═════ Raw data ═════
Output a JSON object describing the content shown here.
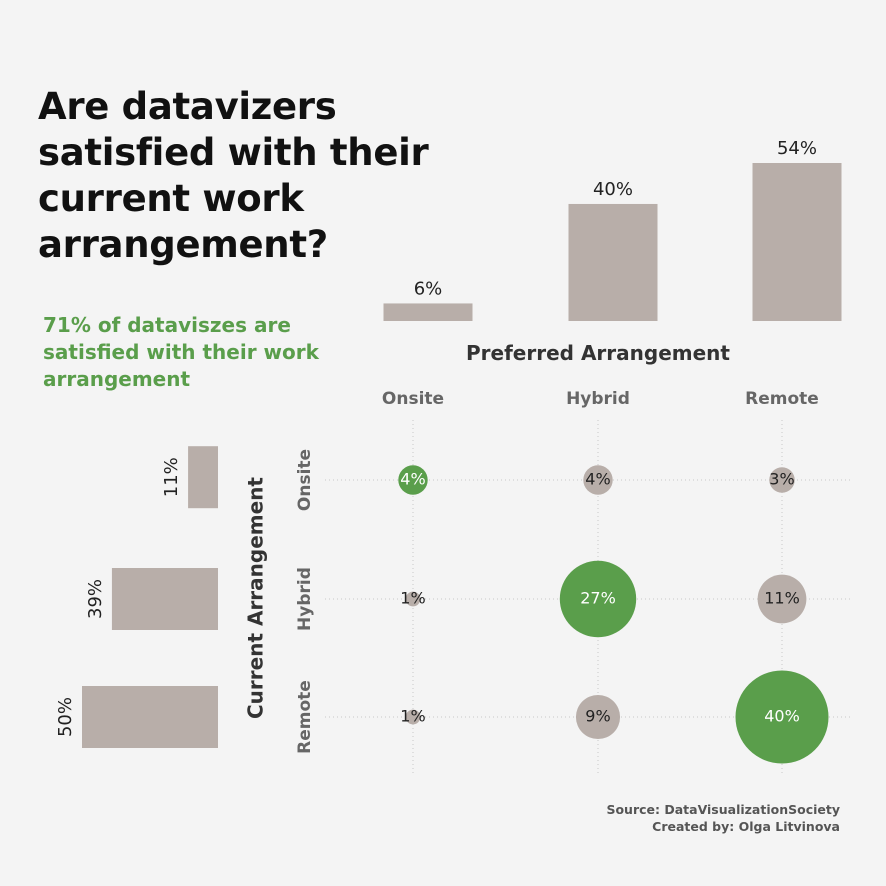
{
  "title": "Are datavizers satisfied with their current work arrangement?",
  "subtitle": "71% of dataviszes are satisfied with their work arrangement",
  "source": "Source: DataVisualizationSociety",
  "credit": "Created by: Olga Litvinova",
  "colors": {
    "satisfied": "#5a9e4b",
    "neutral": "#b8aea9",
    "background": "#f4f4f4"
  },
  "chart_data": [
    {
      "type": "bar",
      "orientation": "vertical",
      "xlabel": "Preferred Arrangement",
      "categories": [
        "Onsite",
        "Hybrid",
        "Remote"
      ],
      "values": [
        6,
        40,
        54
      ],
      "labels": [
        "6%",
        "40%",
        "54%"
      ],
      "unit": "%"
    },
    {
      "type": "bar",
      "orientation": "horizontal",
      "ylabel": "Current Arrangement",
      "categories": [
        "Onsite",
        "Hybrid",
        "Remote"
      ],
      "values": [
        11,
        39,
        50
      ],
      "labels": [
        "11%",
        "39%",
        "50%"
      ],
      "unit": "%"
    },
    {
      "type": "scatter",
      "subtype": "bubble-matrix",
      "xlabel": "Preferred Arrangement",
      "ylabel": "Current Arrangement",
      "x_categories": [
        "Onsite",
        "Hybrid",
        "Remote"
      ],
      "y_categories": [
        "Onsite",
        "Hybrid",
        "Remote"
      ],
      "cells": [
        {
          "current": "Onsite",
          "preferred": "Onsite",
          "value": 4,
          "label": "4%",
          "satisfied": true
        },
        {
          "current": "Onsite",
          "preferred": "Hybrid",
          "value": 4,
          "label": "4%",
          "satisfied": false
        },
        {
          "current": "Onsite",
          "preferred": "Remote",
          "value": 3,
          "label": "3%",
          "satisfied": false
        },
        {
          "current": "Hybrid",
          "preferred": "Onsite",
          "value": 1,
          "label": "1%",
          "satisfied": false
        },
        {
          "current": "Hybrid",
          "preferred": "Hybrid",
          "value": 27,
          "label": "27%",
          "satisfied": true
        },
        {
          "current": "Hybrid",
          "preferred": "Remote",
          "value": 11,
          "label": "11%",
          "satisfied": false
        },
        {
          "current": "Remote",
          "preferred": "Onsite",
          "value": 1,
          "label": "1%",
          "satisfied": false
        },
        {
          "current": "Remote",
          "preferred": "Hybrid",
          "value": 9,
          "label": "9%",
          "satisfied": false
        },
        {
          "current": "Remote",
          "preferred": "Remote",
          "value": 40,
          "label": "40%",
          "satisfied": true
        }
      ],
      "grid": true
    }
  ]
}
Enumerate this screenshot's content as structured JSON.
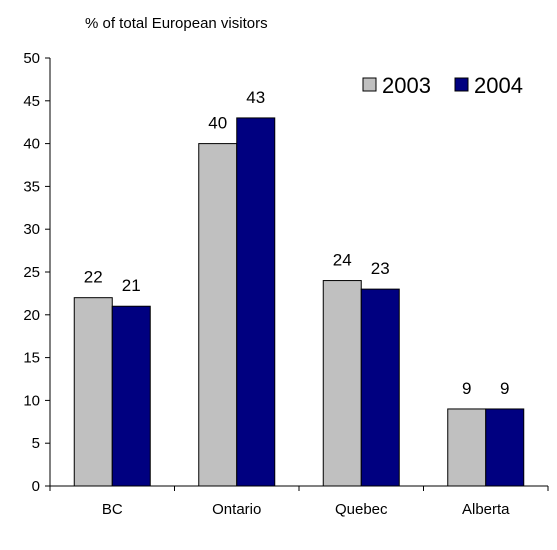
{
  "chart_data": {
    "type": "bar",
    "title": "",
    "ylabel": "% of total European visitors",
    "xlabel": "",
    "categories": [
      "BC",
      "Ontario",
      "Quebec",
      "Alberta"
    ],
    "series": [
      {
        "name": "2003",
        "values": [
          22,
          40,
          24,
          9
        ],
        "color": "#c0c0c0"
      },
      {
        "name": "2004",
        "values": [
          21,
          43,
          23,
          9
        ],
        "color": "#000080"
      }
    ],
    "ylim": [
      0,
      50
    ],
    "yticks": [
      0,
      5,
      10,
      15,
      20,
      25,
      30,
      35,
      40,
      45,
      50
    ],
    "grid": false,
    "legend_position": "top-right",
    "data_labels": true
  }
}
═════
▶ What to work on: Which lines hold the word "JSON"? Copy each of them from the records.

▶ Written reply:
Output a JSON object describing the content shown here.
Enumerate this screenshot's content as structured JSON.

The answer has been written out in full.